Data records:

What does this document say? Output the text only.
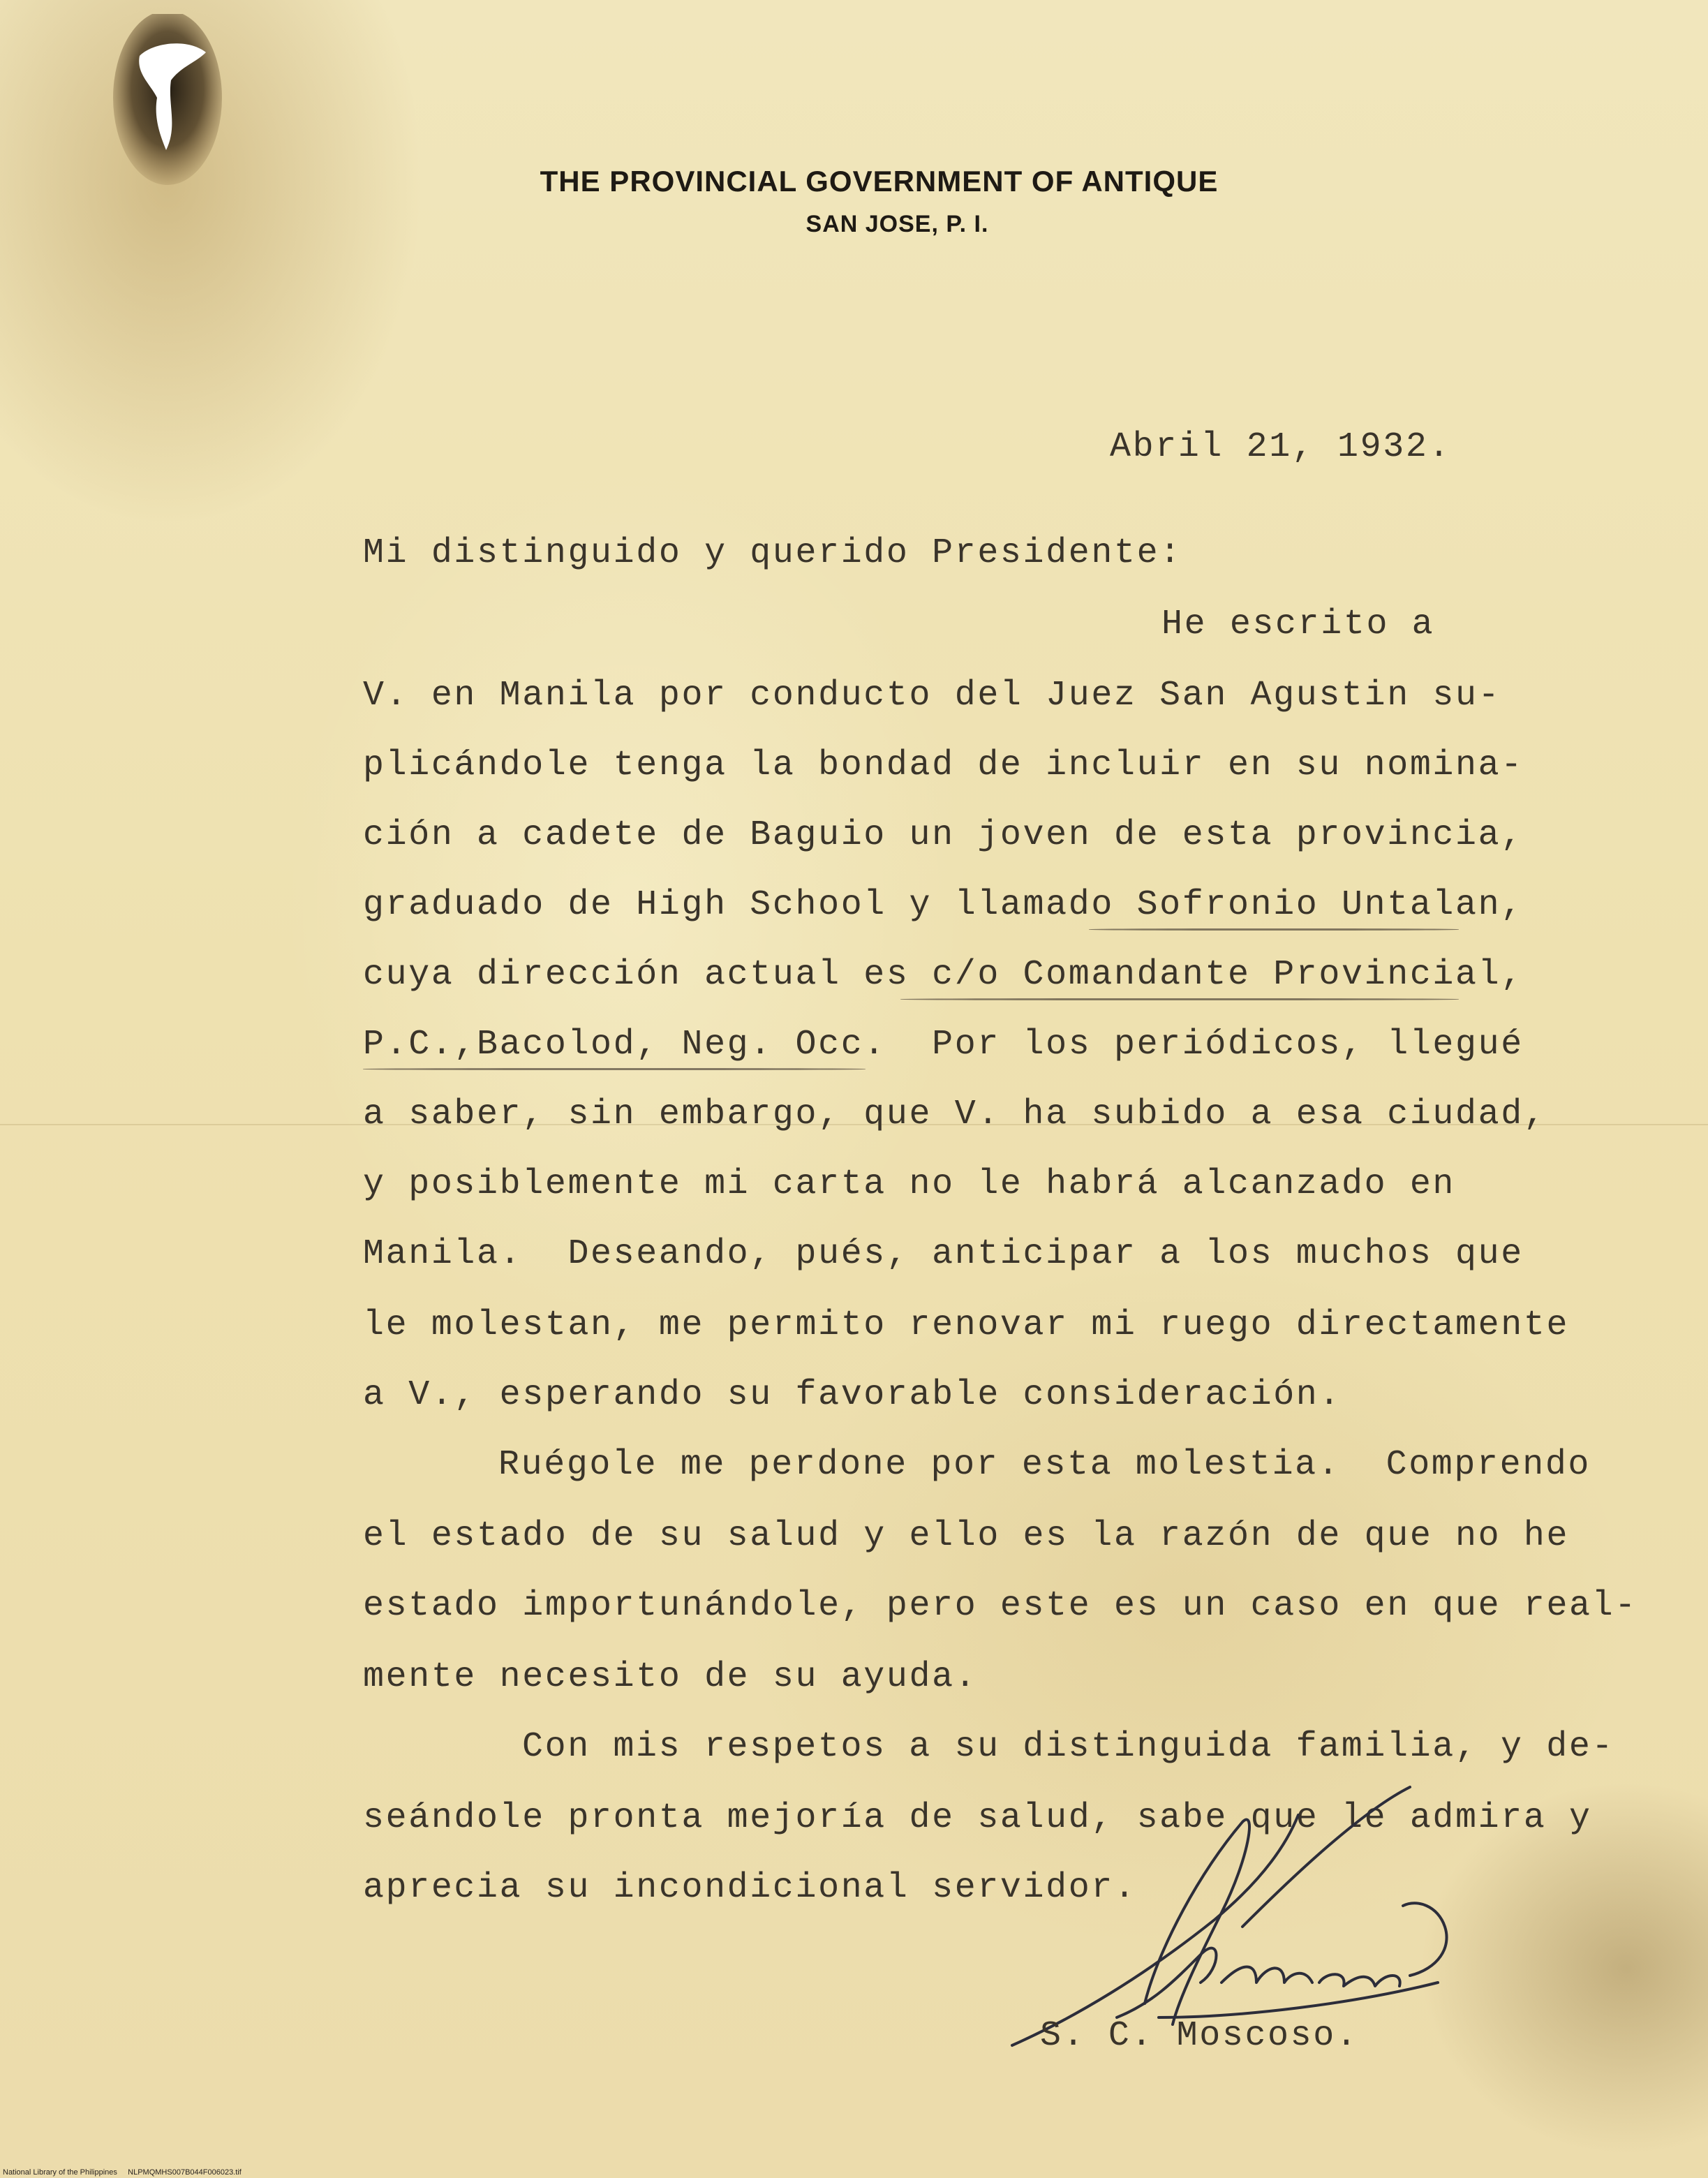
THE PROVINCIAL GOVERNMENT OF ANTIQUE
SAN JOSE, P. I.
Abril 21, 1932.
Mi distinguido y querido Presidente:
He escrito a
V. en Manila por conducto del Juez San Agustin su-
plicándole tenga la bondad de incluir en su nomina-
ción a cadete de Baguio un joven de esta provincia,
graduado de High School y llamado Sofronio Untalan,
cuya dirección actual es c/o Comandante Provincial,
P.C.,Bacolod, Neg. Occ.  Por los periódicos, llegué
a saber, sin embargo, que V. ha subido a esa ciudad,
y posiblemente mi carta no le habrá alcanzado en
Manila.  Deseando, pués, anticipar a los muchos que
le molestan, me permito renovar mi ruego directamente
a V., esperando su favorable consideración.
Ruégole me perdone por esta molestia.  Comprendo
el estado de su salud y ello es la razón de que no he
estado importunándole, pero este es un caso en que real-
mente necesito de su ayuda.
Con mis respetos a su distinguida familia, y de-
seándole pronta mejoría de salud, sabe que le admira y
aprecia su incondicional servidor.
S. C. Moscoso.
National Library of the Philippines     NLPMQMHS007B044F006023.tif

--- Exercise ---
Above are records with pictures; repeat the records exactly and leave the pictures out.

--- Solution ---
What does this document say? Output the text only.
THE PROVINCIAL GOVERNMENT OF ANTIQUE
SAN JOSE, P. I.
Abril 21, 1932.
Mi distinguido y querido Presidente:
He escrito a
V. en Manila por conducto del Juez San Agustin su-
plicándole tenga la bondad de incluir en su nomina-
ción a cadete de Baguio un joven de esta provincia,
graduado de High School y llamado Sofronio Untalan,
cuya dirección actual es c/o Comandante Provincial,
P.C.,Bacolod, Neg. Occ.  Por los periódicos, llegué
a saber, sin embargo, que V. ha subido a esa ciudad,
y posiblemente mi carta no le habrá alcanzado en
Manila.  Deseando, pués, anticipar a los muchos que
le molestan, me permito renovar mi ruego directamente
a V., esperando su favorable consideración.
Ruégole me perdone por esta molestia.  Comprendo
el estado de su salud y ello es la razón de que no he
estado importunándole, pero este es un caso en que real-
mente necesito de su ayuda.
Con mis respetos a su distinguida familia, y de-
seándole pronta mejoría de salud, sabe que le admira y
aprecia su incondicional servidor.
S. C. Moscoso.
National Library of the Philippines     NLPMQMHS007B044F006023.tif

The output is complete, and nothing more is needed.